* **Data provided**
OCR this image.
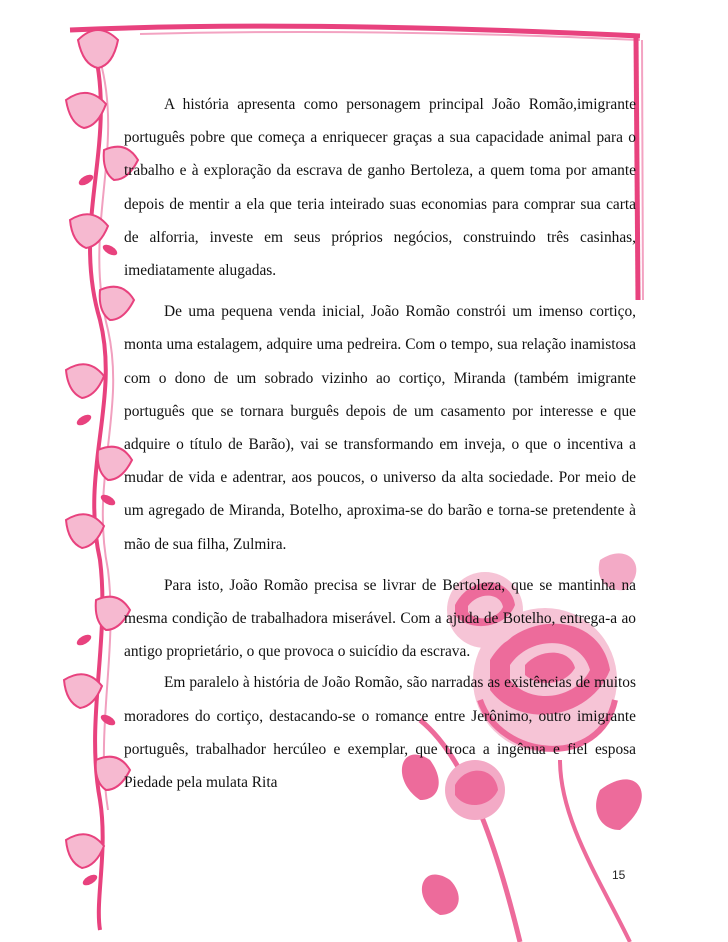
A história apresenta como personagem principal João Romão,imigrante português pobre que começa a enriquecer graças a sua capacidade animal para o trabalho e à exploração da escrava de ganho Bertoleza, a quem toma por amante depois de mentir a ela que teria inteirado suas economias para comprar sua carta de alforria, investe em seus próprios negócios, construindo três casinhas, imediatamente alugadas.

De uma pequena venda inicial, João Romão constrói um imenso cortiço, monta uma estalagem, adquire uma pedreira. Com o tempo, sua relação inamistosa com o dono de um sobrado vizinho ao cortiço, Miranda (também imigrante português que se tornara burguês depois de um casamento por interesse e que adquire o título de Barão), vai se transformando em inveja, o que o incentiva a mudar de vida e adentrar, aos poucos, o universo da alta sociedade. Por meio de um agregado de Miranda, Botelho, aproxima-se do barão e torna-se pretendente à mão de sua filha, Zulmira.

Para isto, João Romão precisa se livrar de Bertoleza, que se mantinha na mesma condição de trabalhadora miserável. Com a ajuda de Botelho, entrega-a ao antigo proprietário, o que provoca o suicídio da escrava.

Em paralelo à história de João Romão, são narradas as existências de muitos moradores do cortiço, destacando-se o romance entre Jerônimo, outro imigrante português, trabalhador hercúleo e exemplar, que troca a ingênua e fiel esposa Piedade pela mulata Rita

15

* **The problem**
Reproduce each line word for word and drop the pictures.

* **Response for this exercise**
OCR this image.
A história apresenta como personagem principal João Romão,imigrante português pobre que começa a enriquecer graças a sua capacidade animal para o trabalho e à exploração da escrava de ganho Bertoleza, a quem toma por amante depois de mentir a ela que teria inteirado suas economias para comprar sua carta de alforria, investe em seus próprios negócios, construindo três casinhas, imediatamente alugadas.

De uma pequena venda inicial, João Romão constrói um imenso cortiço, monta uma estalagem, adquire uma pedreira. Com o tempo, sua relação inamistosa com o dono de um sobrado vizinho ao cortiço, Miranda (também imigrante português que se tornara burguês depois de um casamento por interesse e que adquire o título de Barão), vai se transformando em inveja, o que o incentiva a mudar de vida e adentrar, aos poucos, o universo da alta sociedade. Por meio de um agregado de Miranda, Botelho, aproxima-se do barão e torna-se pretendente à mão de sua filha, Zulmira.

Para isto, João Romão precisa se livrar de Bertoleza, que se mantinha na mesma condição de trabalhadora miserável. Com a ajuda de Botelho, entrega-a ao antigo proprietário, o que provoca o suicídio da escrava.

Em paralelo à história de João Romão, são narradas as existências de muitos moradores do cortiço, destacando-se o romance entre Jerônimo, outro imigrante português, trabalhador hercúleo e exemplar, que troca a ingênua e fiel esposa Piedade pela mulata Rita

15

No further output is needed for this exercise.